◆ RECORDS ◆

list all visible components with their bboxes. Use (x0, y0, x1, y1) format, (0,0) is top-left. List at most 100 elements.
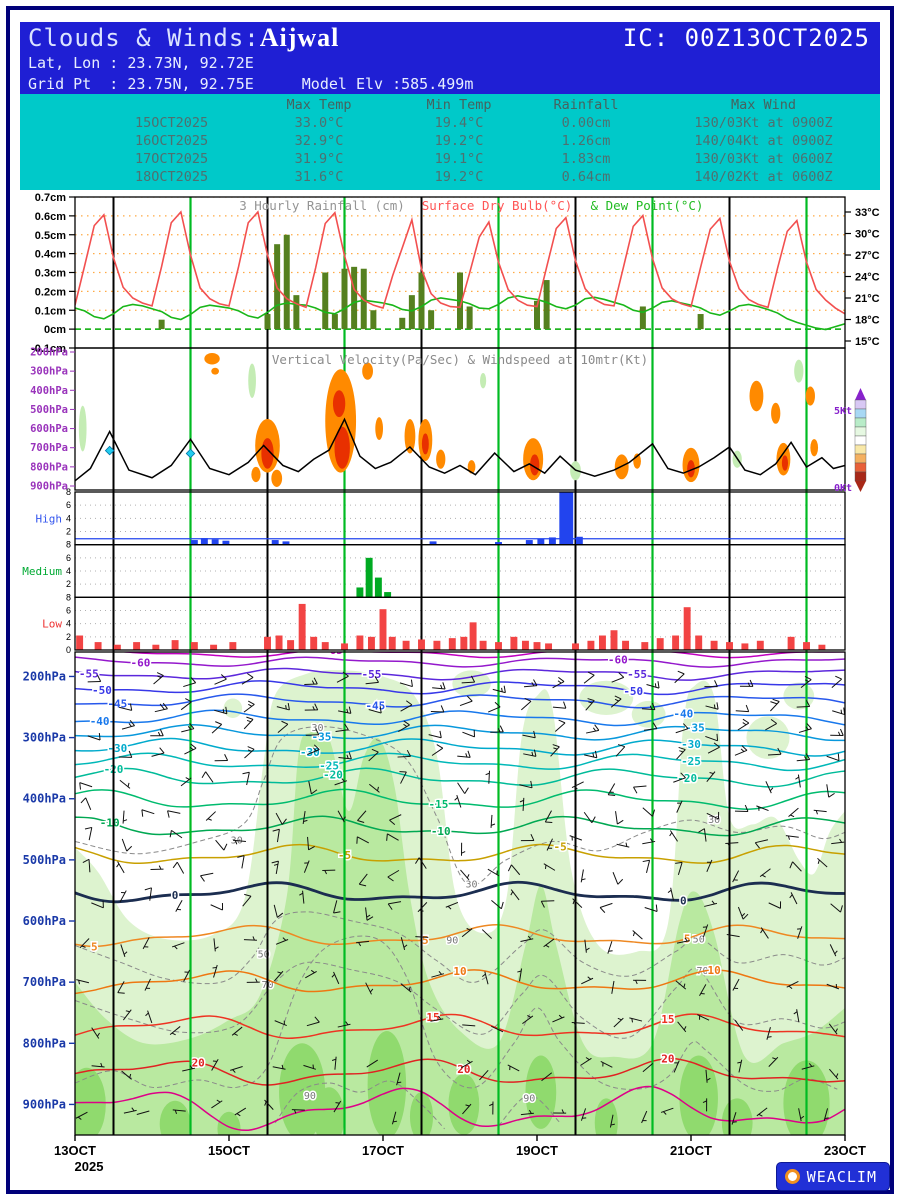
svg-text:20: 20 (661, 1053, 674, 1066)
svg-text:900hPa: 900hPa (30, 481, 68, 493)
day-guides (112, 197, 808, 1135)
header: Clouds & Winds:Aijwal IC: 00Z13OCT2025 L… (20, 22, 880, 94)
svg-text:500hPa: 500hPa (30, 404, 68, 416)
svg-text:8: 8 (66, 592, 71, 602)
svg-text:33°C: 33°C (855, 207, 880, 219)
svg-text:0.6cm: 0.6cm (35, 211, 66, 223)
weaclim-logo[interactable]: WEACLIM (775, 1162, 890, 1191)
logo-text: WEACLIM (806, 1167, 877, 1186)
svg-text:500hPa: 500hPa (23, 853, 66, 867)
svg-text:90: 90 (523, 1093, 535, 1104)
svg-text:4: 4 (66, 513, 71, 523)
svg-text:30: 30 (466, 879, 478, 890)
svg-text:10: 10 (707, 964, 720, 977)
svg-text:-50: -50 (92, 684, 112, 697)
cell: 31.9°C (294, 151, 344, 167)
cell: 130/03Kt at 0900Z (694, 115, 833, 131)
table-header-row: Max Temp Min Temp Rainfall Max Wind (20, 96, 880, 114)
svg-text:90: 90 (304, 1091, 316, 1102)
svg-text:5Kt: 5Kt (834, 406, 852, 417)
svg-text:200hPa: 200hPa (23, 669, 66, 683)
title-row: Clouds & Winds:Aijwal IC: 00Z13OCT2025 (20, 22, 880, 53)
svg-text:90: 90 (446, 936, 458, 947)
svg-text:-40: -40 (673, 707, 693, 720)
svg-text:-40: -40 (90, 715, 110, 728)
svg-text:-35: -35 (311, 730, 331, 743)
svg-text:0.4cm: 0.4cm (35, 249, 66, 261)
svg-text:300hPa: 300hPa (23, 731, 66, 745)
svg-text:200hPa: 200hPa (30, 347, 68, 359)
svg-text:6: 6 (66, 553, 71, 563)
svg-text:30°C: 30°C (855, 229, 880, 241)
svg-text:21OCT: 21OCT (670, 1143, 712, 1158)
svg-text:-60: -60 (131, 657, 151, 670)
title-prefix: Clouds & Winds: (28, 24, 260, 52)
svg-text:600hPa: 600hPa (30, 423, 68, 435)
svg-text:800hPa: 800hPa (30, 461, 68, 473)
svg-text:-60: -60 (608, 654, 628, 667)
cell: 0.00cm (561, 115, 611, 131)
table-row: 18OCT2025 31.6°C 19.2°C 0.64cm 140/02Kt … (20, 168, 880, 186)
svg-text:-0.1cm: -0.1cm (31, 343, 66, 355)
svg-text:15: 15 (661, 1013, 674, 1026)
svg-text:15OCT: 15OCT (208, 1143, 250, 1158)
svg-text:-5: -5 (553, 841, 566, 854)
cell: 32.9°C (294, 133, 344, 149)
svg-text:0: 0 (66, 645, 71, 655)
svg-text:21°C: 21°C (855, 293, 880, 305)
svg-text:4: 4 (66, 566, 71, 576)
cell: 19.2°C (434, 133, 484, 149)
svg-text:2: 2 (66, 527, 71, 537)
surface-panel (75, 210, 845, 331)
svg-text:10: 10 (453, 965, 466, 978)
cell: 1.26cm (561, 133, 611, 149)
svg-text:& Dew Point(°C): & Dew Point(°C) (591, 198, 704, 213)
cell: 1.83cm (561, 151, 611, 167)
svg-text:-65: -65 (323, 644, 343, 657)
windspeed-line (75, 417, 845, 482)
svg-text:0.3cm: 0.3cm (35, 268, 66, 280)
svg-text:-55: -55 (627, 668, 647, 681)
rh-contours: 3030303050507070909090 (75, 721, 845, 1130)
svg-text:15: 15 (426, 1011, 439, 1024)
svg-text:15°C: 15°C (855, 336, 880, 348)
vertical-velocity-panel (75, 352, 845, 487)
svg-text:-30: -30 (681, 738, 701, 751)
svg-text:6: 6 (66, 606, 71, 616)
cell-date: 16OCT2025 (135, 133, 209, 149)
svg-text:-15: -15 (429, 798, 449, 811)
svg-text:-55: -55 (79, 668, 99, 681)
model-elev: Model Elv :585.499m (301, 75, 474, 93)
initial-condition: IC: 00Z13OCT2025 (622, 24, 870, 52)
cell-date: 18OCT2025 (135, 169, 209, 185)
svg-text:0.2cm: 0.2cm (35, 286, 66, 298)
page-title: Clouds & Winds:Aijwal (28, 23, 339, 53)
cell: 130/03Kt at 0600Z (694, 151, 833, 167)
svg-text:0: 0 (680, 894, 687, 907)
temperature-contours: -65-60 -60-55 -55 -55-50 -50-45 -45-40-40-35-… (75, 644, 845, 1132)
axes-labels: 0.7cm 0.6cm 0.5cm 0.4cm 0.3cm 0.2cm 0.1cm 0cm -0… (22, 192, 879, 1174)
col-min-temp: Min Temp (426, 97, 492, 113)
dry-bulb-line (75, 210, 845, 315)
col-rainfall: Rainfall (553, 97, 619, 113)
svg-text:0cm: 0cm (44, 324, 66, 336)
cell-date: 17OCT2025 (135, 151, 209, 167)
svg-text:-45: -45 (365, 699, 385, 712)
svg-text:-35: -35 (685, 722, 705, 735)
cell: 31.6°C (294, 169, 344, 185)
cell: 33.0°C (294, 115, 344, 131)
cell: 19.2°C (434, 169, 484, 185)
svg-text:8: 8 (66, 540, 71, 550)
col-max-temp: Max Temp (286, 97, 352, 113)
grid-pt-row: Grid Pt : 23.75N, 92.75E Model Elv :585.4… (20, 74, 880, 95)
cell: 0.64cm (561, 169, 611, 185)
lat-lon: Lat, Lon : 23.73N, 92.72E (28, 54, 254, 72)
svg-text:6: 6 (66, 500, 71, 510)
svg-text:4: 4 (66, 619, 71, 629)
svg-text:24°C: 24°C (855, 272, 880, 284)
svg-text:-10: -10 (431, 825, 451, 838)
svg-text:-20: -20 (323, 768, 343, 781)
svg-text:0: 0 (172, 889, 179, 902)
svg-text:0Kt: 0Kt (834, 483, 852, 494)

◆ SET EXERCISE ◆
List each line of the data above that contains the word "Model".

◆ RESULT BELOW ◆
model-elev: Model Elv :585.499m (301, 75, 474, 93)
grid-pt-row: Grid Pt : 23.75N, 92.75E Model Elv :585.4… (20, 74, 880, 95)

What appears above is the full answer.